Problem statement → Output the data exactly, with every line intact.

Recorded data
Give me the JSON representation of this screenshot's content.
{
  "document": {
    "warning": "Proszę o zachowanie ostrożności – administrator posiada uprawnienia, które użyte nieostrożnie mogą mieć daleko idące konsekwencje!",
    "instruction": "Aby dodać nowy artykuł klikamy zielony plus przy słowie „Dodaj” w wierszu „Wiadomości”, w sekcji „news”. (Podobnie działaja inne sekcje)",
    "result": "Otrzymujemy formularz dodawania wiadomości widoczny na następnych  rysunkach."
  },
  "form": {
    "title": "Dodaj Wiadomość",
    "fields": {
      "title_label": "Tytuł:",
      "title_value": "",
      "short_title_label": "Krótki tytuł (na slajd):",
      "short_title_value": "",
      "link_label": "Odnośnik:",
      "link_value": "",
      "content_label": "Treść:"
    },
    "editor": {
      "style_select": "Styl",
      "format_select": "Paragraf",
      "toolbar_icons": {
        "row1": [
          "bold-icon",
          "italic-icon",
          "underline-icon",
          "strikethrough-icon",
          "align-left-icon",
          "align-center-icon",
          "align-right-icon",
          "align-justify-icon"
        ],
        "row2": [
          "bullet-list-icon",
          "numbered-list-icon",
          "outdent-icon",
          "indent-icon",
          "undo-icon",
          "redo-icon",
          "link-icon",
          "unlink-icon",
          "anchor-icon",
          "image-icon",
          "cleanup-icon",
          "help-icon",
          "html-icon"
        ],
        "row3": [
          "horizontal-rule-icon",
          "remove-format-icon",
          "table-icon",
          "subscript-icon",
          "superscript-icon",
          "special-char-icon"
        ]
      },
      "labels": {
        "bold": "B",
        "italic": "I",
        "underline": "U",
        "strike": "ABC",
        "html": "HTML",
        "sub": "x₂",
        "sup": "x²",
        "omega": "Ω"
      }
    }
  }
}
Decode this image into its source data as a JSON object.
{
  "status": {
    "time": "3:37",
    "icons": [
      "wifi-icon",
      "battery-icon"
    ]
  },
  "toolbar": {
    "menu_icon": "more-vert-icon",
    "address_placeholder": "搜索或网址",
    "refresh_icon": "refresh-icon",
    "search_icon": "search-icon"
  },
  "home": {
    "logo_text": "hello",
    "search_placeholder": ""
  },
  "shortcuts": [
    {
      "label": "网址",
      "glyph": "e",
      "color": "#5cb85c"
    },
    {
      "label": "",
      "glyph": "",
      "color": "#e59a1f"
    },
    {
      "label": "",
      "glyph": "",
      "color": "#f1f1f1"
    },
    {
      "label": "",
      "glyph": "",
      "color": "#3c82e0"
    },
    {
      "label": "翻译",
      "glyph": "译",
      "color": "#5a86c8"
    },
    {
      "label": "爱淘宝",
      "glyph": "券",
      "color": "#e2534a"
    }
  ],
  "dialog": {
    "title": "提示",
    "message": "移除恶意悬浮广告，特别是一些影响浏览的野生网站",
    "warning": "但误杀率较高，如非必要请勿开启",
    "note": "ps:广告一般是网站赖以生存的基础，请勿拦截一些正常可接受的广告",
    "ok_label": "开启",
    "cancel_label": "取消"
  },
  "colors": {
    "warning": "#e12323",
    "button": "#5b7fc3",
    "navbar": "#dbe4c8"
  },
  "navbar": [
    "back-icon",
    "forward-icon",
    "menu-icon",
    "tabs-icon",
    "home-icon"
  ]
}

Reply →
Give me the JSON representation of this screenshot's content.
{
  "document": {
    "warning": "Proszę o zachowanie ostrożności – administrator posiada uprawnienia, które użyte nieostrożnie mogą mieć daleko idące konsekwencje!",
    "instruction": "Aby dodać nowy artykuł klikamy zielony plus przy słowie „Dodaj” w wierszu „Wiadomości”, w sekcji „news”. (Podobnie działaja inne sekcje)",
    "result": "Otrzymujemy formularz dodawania wiadomości widoczny na następnych  rysunkach."
  },
  "form": {
    "title": "Dodaj Wiadomość",
    "fields": {
      "title_label": "Tytuł:",
      "title_value": "",
      "short_title_label": "Krótki tytuł (na slajd):",
      "short_title_value": "",
      "link_label": "Odnośnik:",
      "link_value": "",
      "content_label": "Treść:"
    },
    "editor": {
      "style_select": "Styl",
      "format_select": "Paragraf",
      "toolbar_icons": {
        "row1": [
          "bold-icon",
          "italic-icon",
          "underline-icon",
          "strikethrough-icon",
          "align-left-icon",
          "align-center-icon",
          "align-right-icon",
          "align-justify-icon"
        ],
        "row2": [
          "bullet-list-icon",
          "numbered-list-icon",
          "outdent-icon",
          "indent-icon",
          "undo-icon",
          "redo-icon",
          "link-icon",
          "unlink-icon",
          "anchor-icon",
          "image-icon",
          "cleanup-icon",
          "help-icon",
          "html-icon"
        ],
        "row3": [
          "horizontal-rule-icon",
          "remove-format-icon",
          "table-icon",
          "subscript-icon",
          "superscript-icon",
          "special-char-icon"
        ]
      },
      "labels": {
        "bold": "B",
        "italic": "I",
        "underline": "U",
        "strike": "ABC",
        "html": "HTML",
        "sub": "x₂",
        "sup": "x²",
        "omega": "Ω"
      }
    }
  }
}
Decode this image into its source data as a JSON object.
{
  "status": {
    "time": "3:37",
    "icons": [
      "wifi-icon",
      "battery-icon"
    ]
  },
  "toolbar": {
    "menu_icon": "more-vert-icon",
    "address_placeholder": "搜索或网址",
    "refresh_icon": "refresh-icon",
    "search_icon": "search-icon"
  },
  "home": {
    "logo_text": "hello",
    "search_placeholder": ""
  },
  "shortcuts": [
    {
      "label": "网址",
      "glyph": "e",
      "color": "#5cb85c"
    },
    {
      "label": "",
      "glyph": "",
      "color": "#e59a1f"
    },
    {
      "label": "",
      "glyph": "",
      "color": "#f1f1f1"
    },
    {
      "label": "",
      "glyph": "",
      "color": "#3c82e0"
    },
    {
      "label": "翻译",
      "glyph": "译",
      "color": "#5a86c8"
    },
    {
      "label": "爱淘宝",
      "glyph": "券",
      "color": "#e2534a"
    }
  ],
  "dialog": {
    "title": "提示",
    "message": "移除恶意悬浮广告，特别是一些影响浏览的野生网站",
    "warning": "但误杀率较高，如非必要请勿开启",
    "note": "ps:广告一般是网站赖以生存的基础，请勿拦截一些正常可接受的广告",
    "ok_label": "开启",
    "cancel_label": "取消"
  },
  "colors": {
    "warning": "#e12323",
    "button": "#5b7fc3",
    "navbar": "#dbe4c8"
  },
  "navbar": [
    "back-icon",
    "forward-icon",
    "menu-icon",
    "tabs-icon",
    "home-icon"
  ]
}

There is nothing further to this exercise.